* [Figure content listings]

****************

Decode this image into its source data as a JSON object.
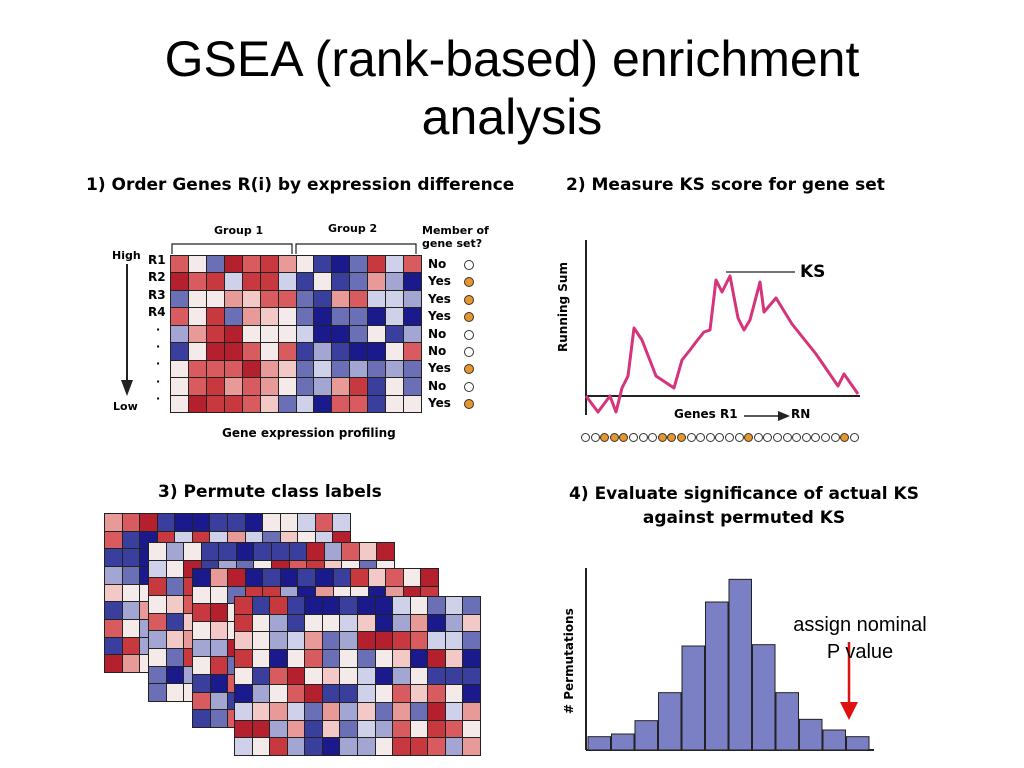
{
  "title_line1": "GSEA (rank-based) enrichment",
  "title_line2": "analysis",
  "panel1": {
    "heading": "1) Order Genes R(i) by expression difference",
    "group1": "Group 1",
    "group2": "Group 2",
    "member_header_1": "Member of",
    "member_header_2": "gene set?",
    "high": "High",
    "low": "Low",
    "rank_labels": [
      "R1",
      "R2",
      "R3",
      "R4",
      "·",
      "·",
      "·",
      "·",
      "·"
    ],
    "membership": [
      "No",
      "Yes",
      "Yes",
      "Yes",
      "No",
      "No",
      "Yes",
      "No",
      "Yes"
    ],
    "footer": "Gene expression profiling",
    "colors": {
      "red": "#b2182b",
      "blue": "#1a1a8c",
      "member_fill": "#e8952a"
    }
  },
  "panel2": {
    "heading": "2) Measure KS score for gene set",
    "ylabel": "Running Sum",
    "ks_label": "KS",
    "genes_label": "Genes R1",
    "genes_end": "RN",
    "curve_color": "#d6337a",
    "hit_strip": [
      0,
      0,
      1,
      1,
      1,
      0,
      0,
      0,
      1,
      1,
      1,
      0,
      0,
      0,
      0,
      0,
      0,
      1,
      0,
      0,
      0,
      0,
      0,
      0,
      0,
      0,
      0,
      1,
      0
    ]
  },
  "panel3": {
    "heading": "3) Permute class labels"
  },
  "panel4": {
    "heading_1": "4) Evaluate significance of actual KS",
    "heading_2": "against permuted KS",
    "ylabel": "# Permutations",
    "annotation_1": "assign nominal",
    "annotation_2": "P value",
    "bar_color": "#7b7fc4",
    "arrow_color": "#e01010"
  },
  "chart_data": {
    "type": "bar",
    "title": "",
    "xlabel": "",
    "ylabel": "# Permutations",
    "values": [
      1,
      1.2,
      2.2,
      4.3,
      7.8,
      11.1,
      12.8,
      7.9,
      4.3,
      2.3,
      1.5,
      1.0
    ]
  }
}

****************

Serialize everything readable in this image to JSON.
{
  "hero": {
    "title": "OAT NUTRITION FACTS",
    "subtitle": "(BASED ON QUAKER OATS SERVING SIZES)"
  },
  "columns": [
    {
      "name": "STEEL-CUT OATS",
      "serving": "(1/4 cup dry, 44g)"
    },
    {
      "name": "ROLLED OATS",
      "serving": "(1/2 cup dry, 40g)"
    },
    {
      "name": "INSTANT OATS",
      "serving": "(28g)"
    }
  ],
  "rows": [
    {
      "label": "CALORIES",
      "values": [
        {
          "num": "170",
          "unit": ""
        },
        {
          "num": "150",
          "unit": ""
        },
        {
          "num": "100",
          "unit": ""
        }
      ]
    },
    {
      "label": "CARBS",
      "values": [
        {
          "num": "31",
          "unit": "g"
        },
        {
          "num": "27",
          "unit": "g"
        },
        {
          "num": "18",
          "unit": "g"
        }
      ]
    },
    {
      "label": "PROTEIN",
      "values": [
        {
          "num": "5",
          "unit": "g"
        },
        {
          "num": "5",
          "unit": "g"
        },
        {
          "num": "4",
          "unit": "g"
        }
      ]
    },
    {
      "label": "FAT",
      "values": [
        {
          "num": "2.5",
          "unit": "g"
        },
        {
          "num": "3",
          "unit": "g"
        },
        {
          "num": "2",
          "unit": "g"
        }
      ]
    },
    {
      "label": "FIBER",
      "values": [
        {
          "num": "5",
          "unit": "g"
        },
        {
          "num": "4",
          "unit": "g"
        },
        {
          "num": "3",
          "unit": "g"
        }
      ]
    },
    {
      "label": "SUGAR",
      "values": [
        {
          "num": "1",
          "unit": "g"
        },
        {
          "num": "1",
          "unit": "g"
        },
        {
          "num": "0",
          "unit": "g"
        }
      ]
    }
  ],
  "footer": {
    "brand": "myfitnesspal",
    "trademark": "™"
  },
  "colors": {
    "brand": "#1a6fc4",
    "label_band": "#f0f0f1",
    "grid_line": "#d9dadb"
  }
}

****************

Reproduce every line above that contains the string "JSON".

* [YOUR SOLUTION]
Decode this image into its source data as a JSON object.
Serialize everything readable in this image to JSON.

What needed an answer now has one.